● **課題**
1. 呼び出し規約の解説文のうち、「この呼び出し規約、単一プロジェクトでは全く問題にならないのだが」で始まる段落を、主要な事実を残して箇条書きにまとめてください。
2. 呼び出し規約の解説文を、最後の文の後から続けて書いてください。

● **演習テキスト**
★ ★ ★ ★
#はじめに
DLL関数の呼び出し規約は「__stdcall
」か「__cdecl
」のどちらかになるが
一般的には__stdcall
で定義される事が多いようである。
少なくとも私は今まで__cdecl
で定義されたDLLを見たことがない。
両者の違いは、スタック(引数、戻り値)の処理を
「exe側(呼び出す側)」がやるか「dll側(呼び出される側)」がやるか、だったと思う
(知らない、もっと詳しく知りたという人は各自ググってね)
この呼び出し規約、単一プロジェクトでは全く問題にならないのだが1
DLL化すると、不整合を起こした場合とんでもない問題を引き起こす
例えば__cdecl
で作られたDLLを__stdcall
として呼び出すと、面白いようにバグる。
しかもコレ、システムが検知不可なので問題に気付きにくいというオマケ付きである。
(ローカル変数の値が突如書き換えられるとか、そんな感じの動作になる)
★ ★ ★ ★
● **データセット項目**
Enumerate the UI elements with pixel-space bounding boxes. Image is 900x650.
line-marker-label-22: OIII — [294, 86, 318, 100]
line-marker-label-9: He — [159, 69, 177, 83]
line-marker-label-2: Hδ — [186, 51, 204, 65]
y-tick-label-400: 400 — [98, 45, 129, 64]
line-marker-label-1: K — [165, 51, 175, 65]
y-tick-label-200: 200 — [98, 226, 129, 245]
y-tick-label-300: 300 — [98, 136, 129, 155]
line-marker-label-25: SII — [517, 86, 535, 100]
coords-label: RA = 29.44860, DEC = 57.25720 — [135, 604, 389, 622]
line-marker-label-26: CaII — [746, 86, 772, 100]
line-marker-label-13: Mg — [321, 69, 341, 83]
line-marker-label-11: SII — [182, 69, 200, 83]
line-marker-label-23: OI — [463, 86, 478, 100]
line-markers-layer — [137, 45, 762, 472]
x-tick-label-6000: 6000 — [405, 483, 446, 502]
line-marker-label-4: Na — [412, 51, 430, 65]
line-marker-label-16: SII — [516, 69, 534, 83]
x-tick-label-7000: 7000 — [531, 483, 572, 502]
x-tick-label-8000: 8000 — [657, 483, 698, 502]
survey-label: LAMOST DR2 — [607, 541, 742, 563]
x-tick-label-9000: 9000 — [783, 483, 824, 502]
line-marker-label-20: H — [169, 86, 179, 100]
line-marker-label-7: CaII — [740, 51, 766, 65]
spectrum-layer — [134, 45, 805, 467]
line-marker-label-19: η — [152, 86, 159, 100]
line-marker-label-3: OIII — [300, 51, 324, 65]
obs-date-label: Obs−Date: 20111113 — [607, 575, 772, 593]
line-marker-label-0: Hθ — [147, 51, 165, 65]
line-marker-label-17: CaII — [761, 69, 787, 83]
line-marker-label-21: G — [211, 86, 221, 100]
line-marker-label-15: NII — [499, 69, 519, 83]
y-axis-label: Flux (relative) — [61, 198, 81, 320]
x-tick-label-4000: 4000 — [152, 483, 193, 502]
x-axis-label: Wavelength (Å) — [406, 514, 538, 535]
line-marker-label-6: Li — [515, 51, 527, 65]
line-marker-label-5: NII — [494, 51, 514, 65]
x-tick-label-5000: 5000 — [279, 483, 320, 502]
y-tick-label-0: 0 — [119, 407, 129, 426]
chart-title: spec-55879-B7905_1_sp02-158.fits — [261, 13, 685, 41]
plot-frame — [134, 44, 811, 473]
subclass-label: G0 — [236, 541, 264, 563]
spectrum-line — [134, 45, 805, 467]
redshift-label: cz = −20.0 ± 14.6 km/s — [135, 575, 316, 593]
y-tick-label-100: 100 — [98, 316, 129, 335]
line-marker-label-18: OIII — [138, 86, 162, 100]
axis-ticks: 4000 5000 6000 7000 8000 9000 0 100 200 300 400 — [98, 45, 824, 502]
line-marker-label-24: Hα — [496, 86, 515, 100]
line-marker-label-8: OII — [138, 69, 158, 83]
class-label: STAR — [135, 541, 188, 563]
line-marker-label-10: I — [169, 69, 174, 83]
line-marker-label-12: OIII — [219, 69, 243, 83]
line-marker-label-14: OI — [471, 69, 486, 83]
★ ★ ★ ★
● **想定解答**
1.
- 呼び出し規約は、単一プロジェクトでは問題にならない。
- DLL化した場合に規約の不整合があると、深刻な問題が起きる。
- 例：__cdeclで作られたDLLを__stdcallとして呼び出すと、バグが生じる。
- この不整合はシステムが検知できないため、問題に気付きにくい。
- 具体的には、ローカル変数の値が突然書き換えられるような動作になる。

2.
#お作法
VisualStudioで開発する場合において、呼び出し規約を定義する方法は2つある。
- 関数定義に「
__stdcall
」「__cdecl
」等と明示する - プロジェクト設定から「規定の呼び出し規約」を変更する
結論から書くと、手法2は注意が必要である。出来れば避けたい。
##手法1について
恐らく殆どの参考書がこの方式を推奨しているし、誰だってそうする。
ソースコードにベタ書きするため、コンパイラオプションの設定に依存せず書いた通りに動く。
ただ、exportする関数全てに「__stdcall
」だの「WINAPI
」だの書くのは面倒だと感じる。
さらに付け足すと、記述の約束事で
int __stdcall piyo();
と書くことになるが、これを並べ替えて
__stdcall int piyo();
と書くとエラーを吐く、というのも面倒である
(よく使われる手法 #define _EXPORT __declspec(dllexport)
で一緒に処理できない)
##手法2について
実際楽、プロジェクト内の全関数が一括で設定されるので漏れが発生しない。
(ローカル関数が__stdcallだろうが__cdeclだろうが大差ないし)
#起こりうる問題とは
手法2で作成した関数定義ヘッダーを、他のプロジェクトで読み込むと
呼び出し規約の不一致が発生する可能性がある。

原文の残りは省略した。